» MATERIAL FOR THE TASK:
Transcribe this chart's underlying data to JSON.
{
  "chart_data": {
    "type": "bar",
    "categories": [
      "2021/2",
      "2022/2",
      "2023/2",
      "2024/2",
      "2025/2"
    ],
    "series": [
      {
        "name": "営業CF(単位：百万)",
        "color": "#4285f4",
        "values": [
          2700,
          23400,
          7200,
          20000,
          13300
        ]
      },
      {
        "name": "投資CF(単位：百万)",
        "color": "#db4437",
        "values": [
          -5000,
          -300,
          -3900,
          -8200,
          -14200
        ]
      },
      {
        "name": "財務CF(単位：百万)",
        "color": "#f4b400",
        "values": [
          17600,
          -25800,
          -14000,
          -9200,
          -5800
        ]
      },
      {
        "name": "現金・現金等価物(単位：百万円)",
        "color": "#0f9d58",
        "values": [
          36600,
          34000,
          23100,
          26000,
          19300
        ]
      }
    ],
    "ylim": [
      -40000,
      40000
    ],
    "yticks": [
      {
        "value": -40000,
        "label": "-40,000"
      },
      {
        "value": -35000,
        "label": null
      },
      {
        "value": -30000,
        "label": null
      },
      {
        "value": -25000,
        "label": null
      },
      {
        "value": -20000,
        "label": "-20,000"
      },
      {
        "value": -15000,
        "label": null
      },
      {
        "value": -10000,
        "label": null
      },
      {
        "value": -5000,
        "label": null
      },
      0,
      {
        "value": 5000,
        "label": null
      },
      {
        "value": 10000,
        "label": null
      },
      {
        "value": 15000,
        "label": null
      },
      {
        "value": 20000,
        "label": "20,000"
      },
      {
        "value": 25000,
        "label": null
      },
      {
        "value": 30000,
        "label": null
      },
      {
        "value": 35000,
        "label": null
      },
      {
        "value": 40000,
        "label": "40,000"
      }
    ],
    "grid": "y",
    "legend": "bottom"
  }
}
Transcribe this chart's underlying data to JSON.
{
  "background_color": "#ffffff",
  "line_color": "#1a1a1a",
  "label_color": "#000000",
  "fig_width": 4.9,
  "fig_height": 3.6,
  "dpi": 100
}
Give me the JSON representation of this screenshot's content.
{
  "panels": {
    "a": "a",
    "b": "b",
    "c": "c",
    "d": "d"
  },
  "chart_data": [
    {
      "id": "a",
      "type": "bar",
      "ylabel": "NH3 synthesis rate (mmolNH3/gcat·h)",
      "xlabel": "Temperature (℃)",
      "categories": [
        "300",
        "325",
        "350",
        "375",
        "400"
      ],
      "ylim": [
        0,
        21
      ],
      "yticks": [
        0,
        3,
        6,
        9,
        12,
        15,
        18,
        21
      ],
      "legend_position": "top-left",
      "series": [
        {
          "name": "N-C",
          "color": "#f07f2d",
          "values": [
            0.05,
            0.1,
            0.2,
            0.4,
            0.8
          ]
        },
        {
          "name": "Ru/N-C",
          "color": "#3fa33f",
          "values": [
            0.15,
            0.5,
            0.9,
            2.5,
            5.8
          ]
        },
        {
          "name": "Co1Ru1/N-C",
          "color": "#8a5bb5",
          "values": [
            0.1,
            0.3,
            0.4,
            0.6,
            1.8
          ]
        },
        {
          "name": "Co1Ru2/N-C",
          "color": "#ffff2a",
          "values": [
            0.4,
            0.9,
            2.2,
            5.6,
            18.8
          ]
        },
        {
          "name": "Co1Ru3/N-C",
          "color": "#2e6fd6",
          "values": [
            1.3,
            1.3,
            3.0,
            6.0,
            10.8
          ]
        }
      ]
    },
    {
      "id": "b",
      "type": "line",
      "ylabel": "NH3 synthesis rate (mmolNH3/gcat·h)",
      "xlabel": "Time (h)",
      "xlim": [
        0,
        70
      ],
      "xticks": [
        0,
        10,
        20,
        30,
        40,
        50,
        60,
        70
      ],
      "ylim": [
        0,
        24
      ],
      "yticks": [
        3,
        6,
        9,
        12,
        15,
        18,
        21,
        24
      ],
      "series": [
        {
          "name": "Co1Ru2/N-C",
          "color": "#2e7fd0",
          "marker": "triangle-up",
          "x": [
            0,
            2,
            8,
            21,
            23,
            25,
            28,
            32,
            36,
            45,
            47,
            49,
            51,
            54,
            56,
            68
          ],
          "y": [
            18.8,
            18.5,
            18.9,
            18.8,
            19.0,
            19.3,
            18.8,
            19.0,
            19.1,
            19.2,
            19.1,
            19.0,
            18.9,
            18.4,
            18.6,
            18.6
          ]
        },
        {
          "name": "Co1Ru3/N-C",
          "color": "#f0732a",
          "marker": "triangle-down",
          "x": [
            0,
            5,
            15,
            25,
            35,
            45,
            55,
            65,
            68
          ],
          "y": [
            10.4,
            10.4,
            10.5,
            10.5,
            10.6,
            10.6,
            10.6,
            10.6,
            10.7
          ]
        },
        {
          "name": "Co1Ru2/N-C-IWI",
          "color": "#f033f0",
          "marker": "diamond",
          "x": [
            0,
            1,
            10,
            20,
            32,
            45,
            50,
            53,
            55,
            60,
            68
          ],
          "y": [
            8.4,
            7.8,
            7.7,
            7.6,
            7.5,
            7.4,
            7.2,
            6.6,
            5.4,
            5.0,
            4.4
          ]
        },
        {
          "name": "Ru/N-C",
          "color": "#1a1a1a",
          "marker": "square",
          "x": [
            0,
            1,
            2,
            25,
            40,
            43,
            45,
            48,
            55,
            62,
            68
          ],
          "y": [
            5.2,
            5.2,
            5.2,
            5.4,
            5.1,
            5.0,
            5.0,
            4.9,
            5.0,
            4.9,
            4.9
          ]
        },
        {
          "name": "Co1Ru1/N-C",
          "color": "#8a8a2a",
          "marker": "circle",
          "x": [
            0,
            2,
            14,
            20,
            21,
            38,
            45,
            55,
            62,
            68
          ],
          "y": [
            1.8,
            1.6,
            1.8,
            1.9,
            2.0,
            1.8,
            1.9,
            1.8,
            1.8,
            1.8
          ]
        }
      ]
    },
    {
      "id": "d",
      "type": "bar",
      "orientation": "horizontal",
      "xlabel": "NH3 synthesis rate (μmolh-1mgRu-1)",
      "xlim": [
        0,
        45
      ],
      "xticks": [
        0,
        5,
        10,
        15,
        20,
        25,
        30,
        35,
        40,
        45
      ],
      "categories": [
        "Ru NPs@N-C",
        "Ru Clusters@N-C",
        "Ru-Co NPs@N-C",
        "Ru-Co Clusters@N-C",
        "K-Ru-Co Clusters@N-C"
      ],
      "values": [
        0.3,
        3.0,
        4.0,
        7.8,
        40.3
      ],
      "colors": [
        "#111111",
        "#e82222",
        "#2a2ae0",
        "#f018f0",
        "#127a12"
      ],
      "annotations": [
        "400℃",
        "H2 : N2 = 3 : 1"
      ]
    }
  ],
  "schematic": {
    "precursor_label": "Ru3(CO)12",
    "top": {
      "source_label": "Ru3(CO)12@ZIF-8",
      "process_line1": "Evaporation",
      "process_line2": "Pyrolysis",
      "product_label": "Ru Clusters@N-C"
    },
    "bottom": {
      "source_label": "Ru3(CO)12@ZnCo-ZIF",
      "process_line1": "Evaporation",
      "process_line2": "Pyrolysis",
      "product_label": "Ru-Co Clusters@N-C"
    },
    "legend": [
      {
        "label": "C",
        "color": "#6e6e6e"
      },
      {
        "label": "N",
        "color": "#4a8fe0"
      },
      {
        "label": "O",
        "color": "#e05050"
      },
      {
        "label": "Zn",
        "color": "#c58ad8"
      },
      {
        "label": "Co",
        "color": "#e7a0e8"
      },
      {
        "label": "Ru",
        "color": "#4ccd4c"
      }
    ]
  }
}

» WHAT NEEDS TO BE DONE: Set out every line from the material that contains the string "triangle".

» SOLUTION FOR THIS PROBLEM:
          "marker": "triangle-up",
          "marker": "triangle-down",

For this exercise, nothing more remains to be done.